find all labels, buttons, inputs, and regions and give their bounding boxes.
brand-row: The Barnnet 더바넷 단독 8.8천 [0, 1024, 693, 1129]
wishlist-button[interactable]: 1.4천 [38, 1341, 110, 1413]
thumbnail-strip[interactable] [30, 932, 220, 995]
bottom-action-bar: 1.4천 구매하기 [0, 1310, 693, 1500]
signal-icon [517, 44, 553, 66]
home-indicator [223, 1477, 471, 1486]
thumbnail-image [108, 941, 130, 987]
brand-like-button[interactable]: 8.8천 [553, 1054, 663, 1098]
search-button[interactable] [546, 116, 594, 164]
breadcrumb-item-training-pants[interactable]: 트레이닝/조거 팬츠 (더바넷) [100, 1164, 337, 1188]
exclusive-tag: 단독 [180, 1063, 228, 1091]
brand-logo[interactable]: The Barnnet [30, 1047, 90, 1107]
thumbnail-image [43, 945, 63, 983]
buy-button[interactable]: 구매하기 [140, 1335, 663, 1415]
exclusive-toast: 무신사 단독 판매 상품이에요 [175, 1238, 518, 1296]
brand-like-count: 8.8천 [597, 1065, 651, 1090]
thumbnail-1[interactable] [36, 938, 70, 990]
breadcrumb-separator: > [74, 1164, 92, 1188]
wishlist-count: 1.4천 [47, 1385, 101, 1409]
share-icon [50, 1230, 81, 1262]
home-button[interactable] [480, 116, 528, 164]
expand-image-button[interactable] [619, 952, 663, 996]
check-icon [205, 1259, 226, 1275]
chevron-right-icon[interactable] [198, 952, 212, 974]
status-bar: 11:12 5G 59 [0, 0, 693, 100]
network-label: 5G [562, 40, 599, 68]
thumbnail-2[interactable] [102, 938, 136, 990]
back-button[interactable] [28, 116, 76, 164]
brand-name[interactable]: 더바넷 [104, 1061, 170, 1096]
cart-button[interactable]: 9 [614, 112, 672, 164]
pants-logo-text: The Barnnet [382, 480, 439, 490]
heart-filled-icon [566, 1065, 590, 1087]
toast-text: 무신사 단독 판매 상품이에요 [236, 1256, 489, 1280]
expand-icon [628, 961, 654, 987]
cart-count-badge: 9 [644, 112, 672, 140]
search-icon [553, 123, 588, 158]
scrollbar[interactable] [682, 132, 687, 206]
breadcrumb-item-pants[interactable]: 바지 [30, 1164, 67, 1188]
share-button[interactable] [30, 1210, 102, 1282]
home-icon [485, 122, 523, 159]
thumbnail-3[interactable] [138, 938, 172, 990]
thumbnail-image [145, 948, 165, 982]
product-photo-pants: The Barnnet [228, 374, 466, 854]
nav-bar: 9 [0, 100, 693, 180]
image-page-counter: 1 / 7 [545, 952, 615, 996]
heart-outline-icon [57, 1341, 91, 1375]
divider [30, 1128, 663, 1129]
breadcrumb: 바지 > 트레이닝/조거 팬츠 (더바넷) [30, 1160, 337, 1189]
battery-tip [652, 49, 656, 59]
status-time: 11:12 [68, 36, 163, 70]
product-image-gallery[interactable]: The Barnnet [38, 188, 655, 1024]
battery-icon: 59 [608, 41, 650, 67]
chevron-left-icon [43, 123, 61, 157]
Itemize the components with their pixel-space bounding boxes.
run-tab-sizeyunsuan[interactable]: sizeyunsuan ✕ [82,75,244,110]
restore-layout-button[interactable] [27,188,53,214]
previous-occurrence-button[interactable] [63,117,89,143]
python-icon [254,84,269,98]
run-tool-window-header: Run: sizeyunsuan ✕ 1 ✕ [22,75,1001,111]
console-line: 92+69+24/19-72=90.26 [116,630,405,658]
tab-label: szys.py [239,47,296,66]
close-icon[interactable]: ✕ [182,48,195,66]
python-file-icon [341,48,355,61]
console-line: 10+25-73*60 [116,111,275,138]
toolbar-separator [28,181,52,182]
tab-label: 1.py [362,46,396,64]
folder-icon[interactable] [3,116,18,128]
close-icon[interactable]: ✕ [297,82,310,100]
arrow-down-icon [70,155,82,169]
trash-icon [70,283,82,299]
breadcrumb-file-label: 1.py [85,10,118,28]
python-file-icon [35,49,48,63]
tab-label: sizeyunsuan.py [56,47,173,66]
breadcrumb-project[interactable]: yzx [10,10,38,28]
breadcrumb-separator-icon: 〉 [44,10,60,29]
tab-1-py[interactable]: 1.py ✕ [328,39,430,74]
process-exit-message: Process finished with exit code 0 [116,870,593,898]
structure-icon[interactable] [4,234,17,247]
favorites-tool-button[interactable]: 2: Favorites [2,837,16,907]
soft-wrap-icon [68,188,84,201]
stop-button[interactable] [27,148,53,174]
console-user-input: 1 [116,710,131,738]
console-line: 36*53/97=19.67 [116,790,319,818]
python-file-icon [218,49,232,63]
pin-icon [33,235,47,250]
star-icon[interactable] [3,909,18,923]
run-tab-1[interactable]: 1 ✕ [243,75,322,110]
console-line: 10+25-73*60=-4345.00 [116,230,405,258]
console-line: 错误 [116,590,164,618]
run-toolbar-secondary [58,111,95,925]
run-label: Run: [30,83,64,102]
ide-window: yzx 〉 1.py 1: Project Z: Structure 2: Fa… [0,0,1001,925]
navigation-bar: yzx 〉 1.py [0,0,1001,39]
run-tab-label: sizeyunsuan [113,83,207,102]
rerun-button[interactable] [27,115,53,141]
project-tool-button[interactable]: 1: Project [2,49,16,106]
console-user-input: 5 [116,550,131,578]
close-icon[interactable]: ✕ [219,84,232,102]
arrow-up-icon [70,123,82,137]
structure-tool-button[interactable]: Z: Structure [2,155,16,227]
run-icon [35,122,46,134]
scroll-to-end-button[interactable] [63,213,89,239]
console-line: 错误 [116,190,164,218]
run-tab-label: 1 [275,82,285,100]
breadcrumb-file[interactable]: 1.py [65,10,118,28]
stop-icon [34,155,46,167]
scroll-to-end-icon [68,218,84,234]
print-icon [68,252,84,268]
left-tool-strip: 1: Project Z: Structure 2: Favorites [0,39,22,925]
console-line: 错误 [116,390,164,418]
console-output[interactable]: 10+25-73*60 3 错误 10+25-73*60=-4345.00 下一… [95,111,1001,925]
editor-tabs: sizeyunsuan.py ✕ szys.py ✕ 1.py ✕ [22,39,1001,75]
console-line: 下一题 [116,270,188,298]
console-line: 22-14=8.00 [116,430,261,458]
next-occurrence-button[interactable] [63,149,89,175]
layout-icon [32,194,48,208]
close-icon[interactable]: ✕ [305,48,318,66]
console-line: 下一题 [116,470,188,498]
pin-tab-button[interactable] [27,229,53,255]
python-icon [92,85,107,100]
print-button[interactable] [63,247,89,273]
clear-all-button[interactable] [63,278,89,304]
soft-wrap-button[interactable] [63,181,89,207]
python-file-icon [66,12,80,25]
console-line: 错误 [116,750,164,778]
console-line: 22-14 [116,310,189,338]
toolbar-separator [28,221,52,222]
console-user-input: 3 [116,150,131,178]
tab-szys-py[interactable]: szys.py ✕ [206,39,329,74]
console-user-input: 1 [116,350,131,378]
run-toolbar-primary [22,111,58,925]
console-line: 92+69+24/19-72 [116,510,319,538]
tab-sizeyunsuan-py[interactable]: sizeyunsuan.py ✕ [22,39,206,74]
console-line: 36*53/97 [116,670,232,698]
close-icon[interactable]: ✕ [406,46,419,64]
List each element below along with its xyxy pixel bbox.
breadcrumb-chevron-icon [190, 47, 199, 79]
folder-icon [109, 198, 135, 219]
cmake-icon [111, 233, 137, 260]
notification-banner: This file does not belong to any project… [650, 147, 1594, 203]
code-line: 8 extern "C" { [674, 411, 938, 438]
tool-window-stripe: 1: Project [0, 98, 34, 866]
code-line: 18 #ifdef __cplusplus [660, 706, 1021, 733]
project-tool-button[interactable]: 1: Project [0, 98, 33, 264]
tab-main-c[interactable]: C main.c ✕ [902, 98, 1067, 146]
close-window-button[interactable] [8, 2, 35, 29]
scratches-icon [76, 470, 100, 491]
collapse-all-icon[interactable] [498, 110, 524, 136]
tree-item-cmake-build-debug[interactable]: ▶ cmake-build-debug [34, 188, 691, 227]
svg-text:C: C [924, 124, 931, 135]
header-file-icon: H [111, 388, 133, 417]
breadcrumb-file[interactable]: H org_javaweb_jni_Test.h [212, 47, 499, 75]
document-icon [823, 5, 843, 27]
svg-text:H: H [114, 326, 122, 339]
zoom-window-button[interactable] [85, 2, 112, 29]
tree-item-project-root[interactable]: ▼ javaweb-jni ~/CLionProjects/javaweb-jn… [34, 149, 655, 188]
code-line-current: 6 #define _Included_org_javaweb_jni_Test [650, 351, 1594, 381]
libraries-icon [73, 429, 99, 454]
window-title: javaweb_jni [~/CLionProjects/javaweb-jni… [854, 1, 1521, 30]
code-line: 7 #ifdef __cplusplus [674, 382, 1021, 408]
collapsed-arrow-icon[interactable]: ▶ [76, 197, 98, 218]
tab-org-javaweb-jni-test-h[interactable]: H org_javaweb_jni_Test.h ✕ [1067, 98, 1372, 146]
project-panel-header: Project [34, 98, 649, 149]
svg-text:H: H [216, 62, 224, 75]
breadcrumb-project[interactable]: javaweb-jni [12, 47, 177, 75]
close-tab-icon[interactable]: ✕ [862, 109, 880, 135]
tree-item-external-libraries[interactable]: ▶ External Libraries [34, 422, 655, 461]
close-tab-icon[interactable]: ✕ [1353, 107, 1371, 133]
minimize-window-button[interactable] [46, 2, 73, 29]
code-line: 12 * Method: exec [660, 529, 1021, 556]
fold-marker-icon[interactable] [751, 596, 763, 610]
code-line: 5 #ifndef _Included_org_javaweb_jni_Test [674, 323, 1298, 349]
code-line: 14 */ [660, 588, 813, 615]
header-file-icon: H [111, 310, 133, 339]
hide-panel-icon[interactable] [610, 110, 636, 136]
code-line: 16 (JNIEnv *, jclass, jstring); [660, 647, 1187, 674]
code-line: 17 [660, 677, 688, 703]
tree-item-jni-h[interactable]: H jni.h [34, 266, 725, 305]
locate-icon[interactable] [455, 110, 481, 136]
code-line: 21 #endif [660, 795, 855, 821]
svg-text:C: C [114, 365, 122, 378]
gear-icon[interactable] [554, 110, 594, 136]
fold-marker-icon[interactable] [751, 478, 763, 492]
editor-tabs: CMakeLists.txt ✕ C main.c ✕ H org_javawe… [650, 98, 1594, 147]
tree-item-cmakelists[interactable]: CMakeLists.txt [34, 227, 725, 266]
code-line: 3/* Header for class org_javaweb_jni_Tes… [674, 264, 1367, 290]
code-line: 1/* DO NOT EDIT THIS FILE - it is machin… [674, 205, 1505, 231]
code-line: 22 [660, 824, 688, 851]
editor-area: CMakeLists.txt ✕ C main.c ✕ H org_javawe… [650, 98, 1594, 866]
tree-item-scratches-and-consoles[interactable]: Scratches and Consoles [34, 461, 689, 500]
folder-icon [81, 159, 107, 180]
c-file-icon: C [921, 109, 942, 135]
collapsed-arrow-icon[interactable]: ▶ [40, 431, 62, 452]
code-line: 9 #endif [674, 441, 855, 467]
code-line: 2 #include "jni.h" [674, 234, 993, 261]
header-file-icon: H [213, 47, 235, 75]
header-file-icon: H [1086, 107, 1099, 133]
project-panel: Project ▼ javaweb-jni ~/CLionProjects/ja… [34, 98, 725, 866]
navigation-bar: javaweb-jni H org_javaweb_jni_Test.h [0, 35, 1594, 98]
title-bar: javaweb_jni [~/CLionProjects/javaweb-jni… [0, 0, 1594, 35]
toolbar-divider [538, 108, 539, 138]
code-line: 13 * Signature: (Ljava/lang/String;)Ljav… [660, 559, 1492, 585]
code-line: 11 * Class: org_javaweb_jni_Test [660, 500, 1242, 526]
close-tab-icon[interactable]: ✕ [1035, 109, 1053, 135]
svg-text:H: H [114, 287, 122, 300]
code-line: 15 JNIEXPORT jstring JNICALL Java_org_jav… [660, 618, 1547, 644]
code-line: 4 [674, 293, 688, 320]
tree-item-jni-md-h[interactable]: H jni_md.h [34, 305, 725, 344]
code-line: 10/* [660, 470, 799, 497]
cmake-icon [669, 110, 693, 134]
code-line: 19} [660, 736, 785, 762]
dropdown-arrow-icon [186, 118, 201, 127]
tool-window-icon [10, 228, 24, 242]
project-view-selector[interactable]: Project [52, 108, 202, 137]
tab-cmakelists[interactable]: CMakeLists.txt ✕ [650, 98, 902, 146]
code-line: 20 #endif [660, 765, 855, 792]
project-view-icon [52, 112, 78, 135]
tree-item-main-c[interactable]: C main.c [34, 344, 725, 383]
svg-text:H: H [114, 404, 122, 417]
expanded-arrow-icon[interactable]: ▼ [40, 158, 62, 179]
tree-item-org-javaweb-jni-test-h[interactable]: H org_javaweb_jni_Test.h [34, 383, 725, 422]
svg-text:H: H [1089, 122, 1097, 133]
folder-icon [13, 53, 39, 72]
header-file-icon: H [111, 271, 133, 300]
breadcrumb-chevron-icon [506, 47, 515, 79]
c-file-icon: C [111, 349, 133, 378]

• Task to carry out
Can you transcribe the records word for word, from their first line up to and including the line with "brand-like-button[interactable]: 8.8천 [553, 1054, 663, 1098]"?

• The completed task
find all labels, buttons, inputs, and regions and give their bounding boxes.
brand-row: The Barnnet 더바넷 단독 8.8천 [0, 1024, 693, 1129]
wishlist-button[interactable]: 1.4천 [38, 1341, 110, 1413]
thumbnail-strip[interactable] [30, 932, 220, 995]
bottom-action-bar: 1.4천 구매하기 [0, 1310, 693, 1500]
signal-icon [517, 44, 553, 66]
home-indicator [223, 1477, 471, 1486]
thumbnail-image [108, 941, 130, 987]
brand-like-button[interactable]: 8.8천 [553, 1054, 663, 1098]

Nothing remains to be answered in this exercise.